◆ Work instructions
All records should be reproduced verbatim.

Records from a dataset
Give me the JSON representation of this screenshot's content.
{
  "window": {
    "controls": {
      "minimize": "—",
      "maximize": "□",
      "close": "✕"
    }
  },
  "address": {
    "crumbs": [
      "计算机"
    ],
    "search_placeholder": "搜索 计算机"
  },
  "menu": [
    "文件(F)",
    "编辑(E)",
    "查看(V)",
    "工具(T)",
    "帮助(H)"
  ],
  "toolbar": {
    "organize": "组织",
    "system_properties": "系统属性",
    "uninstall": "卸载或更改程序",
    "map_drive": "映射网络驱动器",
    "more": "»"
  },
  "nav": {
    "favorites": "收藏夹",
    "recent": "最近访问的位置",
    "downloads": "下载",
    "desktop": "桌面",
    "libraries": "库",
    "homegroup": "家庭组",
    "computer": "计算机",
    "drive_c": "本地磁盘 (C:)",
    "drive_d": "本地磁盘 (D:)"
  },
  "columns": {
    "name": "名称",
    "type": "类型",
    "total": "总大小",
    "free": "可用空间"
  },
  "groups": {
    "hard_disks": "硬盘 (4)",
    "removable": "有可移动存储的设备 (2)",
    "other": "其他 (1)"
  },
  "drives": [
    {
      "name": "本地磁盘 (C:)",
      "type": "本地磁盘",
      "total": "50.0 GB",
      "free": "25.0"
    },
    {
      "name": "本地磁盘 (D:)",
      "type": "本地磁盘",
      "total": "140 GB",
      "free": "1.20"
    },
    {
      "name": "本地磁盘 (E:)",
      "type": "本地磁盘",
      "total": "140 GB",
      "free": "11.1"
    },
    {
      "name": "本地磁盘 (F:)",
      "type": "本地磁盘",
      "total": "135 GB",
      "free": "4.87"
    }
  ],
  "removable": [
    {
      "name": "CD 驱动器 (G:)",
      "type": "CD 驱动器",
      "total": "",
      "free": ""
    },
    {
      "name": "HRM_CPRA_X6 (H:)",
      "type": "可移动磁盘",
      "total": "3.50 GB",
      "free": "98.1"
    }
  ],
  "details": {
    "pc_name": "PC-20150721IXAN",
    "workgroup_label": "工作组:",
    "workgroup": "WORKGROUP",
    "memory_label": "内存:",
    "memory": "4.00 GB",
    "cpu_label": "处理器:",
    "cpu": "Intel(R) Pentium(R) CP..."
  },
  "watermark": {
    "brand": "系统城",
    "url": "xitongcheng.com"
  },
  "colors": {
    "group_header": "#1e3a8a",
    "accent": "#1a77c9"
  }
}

◆ Full response
Give me the JSON representation of this screenshot's content.
{
  "window": {
    "controls": {
      "minimize": "—",
      "maximize": "□",
      "close": "✕"
    }
  },
  "address": {
    "crumbs": [
      "计算机"
    ],
    "search_placeholder": "搜索 计算机"
  },
  "menu": [
    "文件(F)",
    "编辑(E)",
    "查看(V)",
    "工具(T)",
    "帮助(H)"
  ],
  "toolbar": {
    "organize": "组织",
    "system_properties": "系统属性",
    "uninstall": "卸载或更改程序",
    "map_drive": "映射网络驱动器",
    "more": "»"
  },
  "nav": {
    "favorites": "收藏夹",
    "recent": "最近访问的位置",
    "downloads": "下载",
    "desktop": "桌面",
    "libraries": "库",
    "homegroup": "家庭组",
    "computer": "计算机",
    "drive_c": "本地磁盘 (C:)",
    "drive_d": "本地磁盘 (D:)"
  },
  "columns": {
    "name": "名称",
    "type": "类型",
    "total": "总大小",
    "free": "可用空间"
  },
  "groups": {
    "hard_disks": "硬盘 (4)",
    "removable": "有可移动存储的设备 (2)",
    "other": "其他 (1)"
  },
  "drives": [
    {
      "name": "本地磁盘 (C:)",
      "type": "本地磁盘",
      "total": "50.0 GB",
      "free": "25.0"
    },
    {
      "name": "本地磁盘 (D:)",
      "type": "本地磁盘",
      "total": "140 GB",
      "free": "1.20"
    },
    {
      "name": "本地磁盘 (E:)",
      "type": "本地磁盘",
      "total": "140 GB",
      "free": "11.1"
    },
    {
      "name": "本地磁盘 (F:)",
      "type": "本地磁盘",
      "total": "135 GB",
      "free": "4.87"
    }
  ],
  "removable": [
    {
      "name": "CD 驱动器 (G:)",
      "type": "CD 驱动器",
      "total": "",
      "free": ""
    },
    {
      "name": "HRM_CPRA_X6 (H:)",
      "type": "可移动磁盘",
      "total": "3.50 GB",
      "free": "98.1"
    }
  ],
  "details": {
    "pc_name": "PC-20150721IXAN",
    "workgroup_label": "工作组:",
    "workgroup": "WORKGROUP",
    "memory_label": "内存:",
    "memory": "4.00 GB",
    "cpu_label": "处理器:",
    "cpu": "Intel(R) Pentium(R) CP..."
  },
  "watermark": {
    "brand": "系统城",
    "url": "xitongcheng.com"
  },
  "colors": {
    "group_header": "#1e3a8a",
    "accent": "#1a77c9"
  }
}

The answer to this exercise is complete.